**STATED GOAL**
Could you output each line of the data that follows exactly?

**ENTRIES PROVIDED**
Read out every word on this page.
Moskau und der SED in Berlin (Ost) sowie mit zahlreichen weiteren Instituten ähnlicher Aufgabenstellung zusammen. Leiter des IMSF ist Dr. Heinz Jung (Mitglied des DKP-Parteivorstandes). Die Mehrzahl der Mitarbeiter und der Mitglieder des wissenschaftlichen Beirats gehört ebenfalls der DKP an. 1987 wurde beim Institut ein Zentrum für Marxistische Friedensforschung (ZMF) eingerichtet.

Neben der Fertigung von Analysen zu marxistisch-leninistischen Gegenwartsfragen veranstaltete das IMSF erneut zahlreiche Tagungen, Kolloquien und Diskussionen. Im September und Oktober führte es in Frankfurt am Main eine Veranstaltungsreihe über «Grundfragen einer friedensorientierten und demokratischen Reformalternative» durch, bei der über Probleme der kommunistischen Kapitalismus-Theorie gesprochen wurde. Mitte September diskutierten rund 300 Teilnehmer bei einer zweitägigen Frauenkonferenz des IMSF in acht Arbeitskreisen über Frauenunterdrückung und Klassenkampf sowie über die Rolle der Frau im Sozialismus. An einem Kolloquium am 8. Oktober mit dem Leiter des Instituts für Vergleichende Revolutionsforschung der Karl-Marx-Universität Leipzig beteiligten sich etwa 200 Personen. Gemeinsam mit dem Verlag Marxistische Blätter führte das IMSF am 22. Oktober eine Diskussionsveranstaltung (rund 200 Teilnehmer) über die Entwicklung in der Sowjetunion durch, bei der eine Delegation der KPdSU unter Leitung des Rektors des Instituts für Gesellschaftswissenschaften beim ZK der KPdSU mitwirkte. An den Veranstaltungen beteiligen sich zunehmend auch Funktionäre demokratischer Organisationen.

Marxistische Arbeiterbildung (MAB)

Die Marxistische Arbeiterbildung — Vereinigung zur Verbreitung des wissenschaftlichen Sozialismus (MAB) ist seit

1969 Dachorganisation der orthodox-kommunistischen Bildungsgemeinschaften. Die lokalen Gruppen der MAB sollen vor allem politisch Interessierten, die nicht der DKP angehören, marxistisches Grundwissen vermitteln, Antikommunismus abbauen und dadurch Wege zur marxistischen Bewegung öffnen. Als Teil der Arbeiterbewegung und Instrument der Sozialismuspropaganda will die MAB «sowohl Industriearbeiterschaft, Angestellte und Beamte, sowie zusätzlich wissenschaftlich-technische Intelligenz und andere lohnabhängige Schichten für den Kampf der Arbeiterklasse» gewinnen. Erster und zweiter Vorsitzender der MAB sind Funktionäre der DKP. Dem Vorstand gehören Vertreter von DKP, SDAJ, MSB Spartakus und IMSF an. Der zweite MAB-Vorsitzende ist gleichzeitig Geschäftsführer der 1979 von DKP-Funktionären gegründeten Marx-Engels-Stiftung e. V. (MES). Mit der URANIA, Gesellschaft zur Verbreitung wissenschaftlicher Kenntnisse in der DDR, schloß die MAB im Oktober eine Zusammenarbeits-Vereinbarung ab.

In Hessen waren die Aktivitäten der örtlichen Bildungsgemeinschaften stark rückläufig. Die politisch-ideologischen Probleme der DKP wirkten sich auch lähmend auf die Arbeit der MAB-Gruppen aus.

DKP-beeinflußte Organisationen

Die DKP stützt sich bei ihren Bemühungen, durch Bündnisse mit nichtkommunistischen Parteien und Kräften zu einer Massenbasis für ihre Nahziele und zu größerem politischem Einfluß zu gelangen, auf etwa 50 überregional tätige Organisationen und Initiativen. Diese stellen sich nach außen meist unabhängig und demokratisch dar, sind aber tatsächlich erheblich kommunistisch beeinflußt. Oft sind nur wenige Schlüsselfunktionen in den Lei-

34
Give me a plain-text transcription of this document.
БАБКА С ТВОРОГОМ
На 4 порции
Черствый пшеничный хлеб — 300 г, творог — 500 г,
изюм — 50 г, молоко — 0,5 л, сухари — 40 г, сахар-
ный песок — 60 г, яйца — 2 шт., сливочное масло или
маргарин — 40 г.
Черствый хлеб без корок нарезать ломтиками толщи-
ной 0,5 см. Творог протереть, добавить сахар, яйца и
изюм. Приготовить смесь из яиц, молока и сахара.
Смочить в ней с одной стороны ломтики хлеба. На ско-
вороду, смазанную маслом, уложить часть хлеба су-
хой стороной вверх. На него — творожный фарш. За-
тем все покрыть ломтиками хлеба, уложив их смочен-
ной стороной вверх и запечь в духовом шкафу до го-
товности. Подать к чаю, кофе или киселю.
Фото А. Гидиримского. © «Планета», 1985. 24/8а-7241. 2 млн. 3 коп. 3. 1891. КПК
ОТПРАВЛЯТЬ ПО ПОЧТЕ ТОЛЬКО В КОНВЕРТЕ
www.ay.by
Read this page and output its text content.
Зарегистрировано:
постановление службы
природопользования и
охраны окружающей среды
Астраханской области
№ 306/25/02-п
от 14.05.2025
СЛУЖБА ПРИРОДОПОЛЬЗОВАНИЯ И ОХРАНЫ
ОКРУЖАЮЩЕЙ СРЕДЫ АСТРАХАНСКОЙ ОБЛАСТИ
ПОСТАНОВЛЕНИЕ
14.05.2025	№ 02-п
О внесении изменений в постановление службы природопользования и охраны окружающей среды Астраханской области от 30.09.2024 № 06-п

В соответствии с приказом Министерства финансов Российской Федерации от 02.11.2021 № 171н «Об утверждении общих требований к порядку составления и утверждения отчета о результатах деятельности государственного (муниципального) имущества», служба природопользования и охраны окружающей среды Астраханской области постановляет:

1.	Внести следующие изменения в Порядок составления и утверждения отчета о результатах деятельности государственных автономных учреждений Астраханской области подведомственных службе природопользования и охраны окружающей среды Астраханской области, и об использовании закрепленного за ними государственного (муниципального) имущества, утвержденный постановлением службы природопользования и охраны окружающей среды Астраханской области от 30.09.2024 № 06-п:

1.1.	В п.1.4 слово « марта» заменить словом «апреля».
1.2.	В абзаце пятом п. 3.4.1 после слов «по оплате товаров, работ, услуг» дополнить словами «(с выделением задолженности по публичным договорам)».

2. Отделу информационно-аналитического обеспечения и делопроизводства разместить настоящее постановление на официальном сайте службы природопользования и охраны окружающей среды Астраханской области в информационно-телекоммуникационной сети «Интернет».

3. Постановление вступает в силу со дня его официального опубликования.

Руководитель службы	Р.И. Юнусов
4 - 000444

**FULL ANSWER**
Read out every word on this page.
Moskau und der SED in Berlin (Ost) sowie mit zahlreichen weiteren Instituten ähnlicher Aufgabenstellung zusammen. Leiter des IMSF ist Dr. Heinz Jung (Mitglied des DKP-Parteivorstandes). Die Mehrzahl der Mitarbeiter und der Mitglieder des wissenschaftlichen Beirats gehört ebenfalls der DKP an. 1987 wurde beim Institut ein Zentrum für Marxistische Friedensforschung (ZMF) eingerichtet.

Neben der Fertigung von Analysen zu marxistisch-leninistischen Gegenwartsfragen veranstaltete das IMSF erneut zahlreiche Tagungen, Kolloquien und Diskussionen. Im September und Oktober führte es in Frankfurt am Main eine Veranstaltungsreihe über «Grundfragen einer friedensorientierten und demokratischen Reformalternative» durch, bei der über Probleme der kommunistischen Kapitalismus-Theorie gesprochen wurde. Mitte September diskutierten rund 300 Teilnehmer bei einer zweitägigen Frauenkonferenz des IMSF in acht Arbeitskreisen über Frauenunterdrückung und Klassenkampf sowie über die Rolle der Frau im Sozialismus. An einem Kolloquium am 8. Oktober mit dem Leiter des Instituts für Vergleichende Revolutionsforschung der Karl-Marx-Universität Leipzig beteiligten sich etwa 200 Personen. Gemeinsam mit dem Verlag Marxistische Blätter führte das IMSF am 22. Oktober eine Diskussionsveranstaltung (rund 200 Teilnehmer) über die Entwicklung in der Sowjetunion durch, bei der eine Delegation der KPdSU unter Leitung des Rektors des Instituts für Gesellschaftswissenschaften beim ZK der KPdSU mitwirkte. An den Veranstaltungen beteiligen sich zunehmend auch Funktionäre demokratischer Organisationen.

Marxistische Arbeiterbildung (MAB)

Die Marxistische Arbeiterbildung — Vereinigung zur Verbreitung des wissenschaftlichen Sozialismus (MAB) ist seit

1969 Dachorganisation der orthodox-kommunistischen Bildungsgemeinschaften. Die lokalen Gruppen der MAB sollen vor allem politisch Interessierten, die nicht der DKP angehören, marxistisches Grundwissen vermitteln, Antikommunismus abbauen und dadurch Wege zur marxistischen Bewegung öffnen. Als Teil der Arbeiterbewegung und Instrument der Sozialismuspropaganda will die MAB «sowohl Industriearbeiterschaft, Angestellte und Beamte, sowie zusätzlich wissenschaftlich-technische Intelligenz und andere lohnabhängige Schichten für den Kampf der Arbeiterklasse» gewinnen. Erster und zweiter Vorsitzender der MAB sind Funktionäre der DKP. Dem Vorstand gehören Vertreter von DKP, SDAJ, MSB Spartakus und IMSF an. Der zweite MAB-Vorsitzende ist gleichzeitig Geschäftsführer der 1979 von DKP-Funktionären gegründeten Marx-Engels-Stiftung e. V. (MES). Mit der URANIA, Gesellschaft zur Verbreitung wissenschaftlicher Kenntnisse in der DDR, schloß die MAB im Oktober eine Zusammenarbeits-Vereinbarung ab.

In Hessen waren die Aktivitäten der örtlichen Bildungsgemeinschaften stark rückläufig. Die politisch-ideologischen Probleme der DKP wirkten sich auch lähmend auf die Arbeit der MAB-Gruppen aus.

DKP-beeinflußte Organisationen

Die DKP stützt sich bei ihren Bemühungen, durch Bündnisse mit nichtkommunistischen Parteien und Kräften zu einer Massenbasis für ihre Nahziele und zu größerem politischem Einfluß zu gelangen, auf etwa 50 überregional tätige Organisationen und Initiativen. Diese stellen sich nach außen meist unabhängig und demokratisch dar, sind aber tatsächlich erheblich kommunistisch beeinflußt. Oft sind nur wenige Schlüsselfunktionen in den Lei-

34
Give me a plain-text transcription of this document.
БАБКА С ТВОРОГОМ
На 4 порции
Черствый пшеничный хлеб — 300 г, творог — 500 г,
изюм — 50 г, молоко — 0,5 л, сухари — 40 г, сахар-
ный песок — 60 г, яйца — 2 шт., сливочное масло или
маргарин — 40 г.
Черствый хлеб без корок нарезать ломтиками толщи-
ной 0,5 см. Творог протереть, добавить сахар, яйца и
изюм. Приготовить смесь из яиц, молока и сахара.
Смочить в ней с одной стороны ломтики хлеба. На ско-
вороду, смазанную маслом, уложить часть хлеба су-
хой стороной вверх. На него — творожный фарш. За-
тем все покрыть ломтиками хлеба, уложив их смочен-
ной стороной вверх и запечь в духовом шкафу до го-
товности. Подать к чаю, кофе или киселю.
Фото А. Гидиримского. © «Планета», 1985. 24/8а-7241. 2 млн. 3 коп. 3. 1891. КПК
ОТПРАВЛЯТЬ ПО ПОЧТЕ ТОЛЬКО В КОНВЕРТЕ
www.ay.by
Read this page and output its text content.
Зарегистрировано:
постановление службы
природопользования и
охраны окружающей среды
Астраханской области
№ 306/25/02-п
от 14.05.2025
СЛУЖБА ПРИРОДОПОЛЬЗОВАНИЯ И ОХРАНЫ
ОКРУЖАЮЩЕЙ СРЕДЫ АСТРАХАНСКОЙ ОБЛАСТИ
ПОСТАНОВЛЕНИЕ
14.05.2025	№ 02-п
О внесении изменений в постановление службы природопользования и охраны окружающей среды Астраханской области от 30.09.2024 № 06-п

В соответствии с приказом Министерства финансов Российской Федерации от 02.11.2021 № 171н «Об утверждении общих требований к порядку составления и утверждения отчета о результатах деятельности государственного (муниципального) имущества», служба природопользования и охраны окружающей среды Астраханской области постановляет:

1.	Внести следующие изменения в Порядок составления и утверждения отчета о результатах деятельности государственных автономных учреждений Астраханской области подведомственных службе природопользования и охраны окружающей среды Астраханской области, и об использовании закрепленного за ними государственного (муниципального) имущества, утвержденный постановлением службы природопользования и охраны окружающей среды Астраханской области от 30.09.2024 № 06-п:

1.1.	В п.1.4 слово « марта» заменить словом «апреля».
1.2.	В абзаце пятом п. 3.4.1 после слов «по оплате товаров, работ, услуг» дополнить словами «(с выделением задолженности по публичным договорам)».

2. Отделу информационно-аналитического обеспечения и делопроизводства разместить настоящее постановление на официальном сайте службы природопользования и охраны окружающей среды Астраханской области в информационно-телекоммуникационной сети «Интернет».

3. Постановление вступает в силу со дня его официального опубликования.

Руководитель службы	Р.И. Юнусов
4 - 000444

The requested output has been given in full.